(Structured figure records)
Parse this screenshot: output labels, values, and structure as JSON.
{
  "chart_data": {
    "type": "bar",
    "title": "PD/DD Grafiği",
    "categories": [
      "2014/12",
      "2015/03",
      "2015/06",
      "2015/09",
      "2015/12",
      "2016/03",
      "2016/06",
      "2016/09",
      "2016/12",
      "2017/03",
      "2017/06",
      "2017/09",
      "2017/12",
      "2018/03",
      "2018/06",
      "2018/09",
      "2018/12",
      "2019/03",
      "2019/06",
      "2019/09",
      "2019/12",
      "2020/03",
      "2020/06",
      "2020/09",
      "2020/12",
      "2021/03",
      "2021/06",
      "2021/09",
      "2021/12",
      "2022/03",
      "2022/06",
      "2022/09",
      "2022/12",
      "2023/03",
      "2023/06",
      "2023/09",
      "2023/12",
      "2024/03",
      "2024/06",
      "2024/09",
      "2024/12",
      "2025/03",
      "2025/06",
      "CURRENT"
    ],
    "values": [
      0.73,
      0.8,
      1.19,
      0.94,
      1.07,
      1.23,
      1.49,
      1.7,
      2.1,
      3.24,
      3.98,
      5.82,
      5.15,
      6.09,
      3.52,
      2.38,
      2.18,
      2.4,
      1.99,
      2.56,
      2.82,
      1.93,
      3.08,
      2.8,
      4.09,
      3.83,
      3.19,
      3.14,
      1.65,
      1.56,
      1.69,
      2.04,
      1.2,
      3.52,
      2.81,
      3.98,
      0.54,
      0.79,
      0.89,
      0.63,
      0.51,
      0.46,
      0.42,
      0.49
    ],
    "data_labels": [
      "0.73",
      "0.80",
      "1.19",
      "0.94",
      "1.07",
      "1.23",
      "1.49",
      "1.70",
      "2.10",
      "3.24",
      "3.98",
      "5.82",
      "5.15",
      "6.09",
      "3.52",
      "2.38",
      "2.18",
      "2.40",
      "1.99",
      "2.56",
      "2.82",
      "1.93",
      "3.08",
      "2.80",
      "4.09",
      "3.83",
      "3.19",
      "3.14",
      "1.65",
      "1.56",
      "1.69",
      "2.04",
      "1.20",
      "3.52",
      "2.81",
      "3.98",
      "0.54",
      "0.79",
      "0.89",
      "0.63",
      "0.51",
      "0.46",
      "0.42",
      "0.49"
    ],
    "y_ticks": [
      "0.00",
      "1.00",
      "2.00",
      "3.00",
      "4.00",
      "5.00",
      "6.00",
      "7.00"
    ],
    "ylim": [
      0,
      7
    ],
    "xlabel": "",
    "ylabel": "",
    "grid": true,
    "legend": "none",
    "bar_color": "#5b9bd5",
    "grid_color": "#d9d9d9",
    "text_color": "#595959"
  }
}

**Problem requirements:** All of the material above needs to be copied exactly.

**The result:**
Parse this screenshot: output labels, values, and structure as JSON.
{
  "chart_data": {
    "type": "bar",
    "title": "PD/DD Grafiği",
    "categories": [
      "2014/12",
      "2015/03",
      "2015/06",
      "2015/09",
      "2015/12",
      "2016/03",
      "2016/06",
      "2016/09",
      "2016/12",
      "2017/03",
      "2017/06",
      "2017/09",
      "2017/12",
      "2018/03",
      "2018/06",
      "2018/09",
      "2018/12",
      "2019/03",
      "2019/06",
      "2019/09",
      "2019/12",
      "2020/03",
      "2020/06",
      "2020/09",
      "2020/12",
      "2021/03",
      "2021/06",
      "2021/09",
      "2021/12",
      "2022/03",
      "2022/06",
      "2022/09",
      "2022/12",
      "2023/03",
      "2023/06",
      "2023/09",
      "2023/12",
      "2024/03",
      "2024/06",
      "2024/09",
      "2024/12",
      "2025/03",
      "2025/06",
      "CURRENT"
    ],
    "values": [
      0.73,
      0.8,
      1.19,
      0.94,
      1.07,
      1.23,
      1.49,
      1.7,
      2.1,
      3.24,
      3.98,
      5.82,
      5.15,
      6.09,
      3.52,
      2.38,
      2.18,
      2.4,
      1.99,
      2.56,
      2.82,
      1.93,
      3.08,
      2.8,
      4.09,
      3.83,
      3.19,
      3.14,
      1.65,
      1.56,
      1.69,
      2.04,
      1.2,
      3.52,
      2.81,
      3.98,
      0.54,
      0.79,
      0.89,
      0.63,
      0.51,
      0.46,
      0.42,
      0.49
    ],
    "data_labels": [
      "0.73",
      "0.80",
      "1.19",
      "0.94",
      "1.07",
      "1.23",
      "1.49",
      "1.70",
      "2.10",
      "3.24",
      "3.98",
      "5.82",
      "5.15",
      "6.09",
      "3.52",
      "2.38",
      "2.18",
      "2.40",
      "1.99",
      "2.56",
      "2.82",
      "1.93",
      "3.08",
      "2.80",
      "4.09",
      "3.83",
      "3.19",
      "3.14",
      "1.65",
      "1.56",
      "1.69",
      "2.04",
      "1.20",
      "3.52",
      "2.81",
      "3.98",
      "0.54",
      "0.79",
      "0.89",
      "0.63",
      "0.51",
      "0.46",
      "0.42",
      "0.49"
    ],
    "y_ticks": [
      "0.00",
      "1.00",
      "2.00",
      "3.00",
      "4.00",
      "5.00",
      "6.00",
      "7.00"
    ],
    "ylim": [
      0,
      7
    ],
    "xlabel": "",
    "ylabel": "",
    "grid": true,
    "legend": "none",
    "bar_color": "#5b9bd5",
    "grid_color": "#d9d9d9",
    "text_color": "#595959"
  }
}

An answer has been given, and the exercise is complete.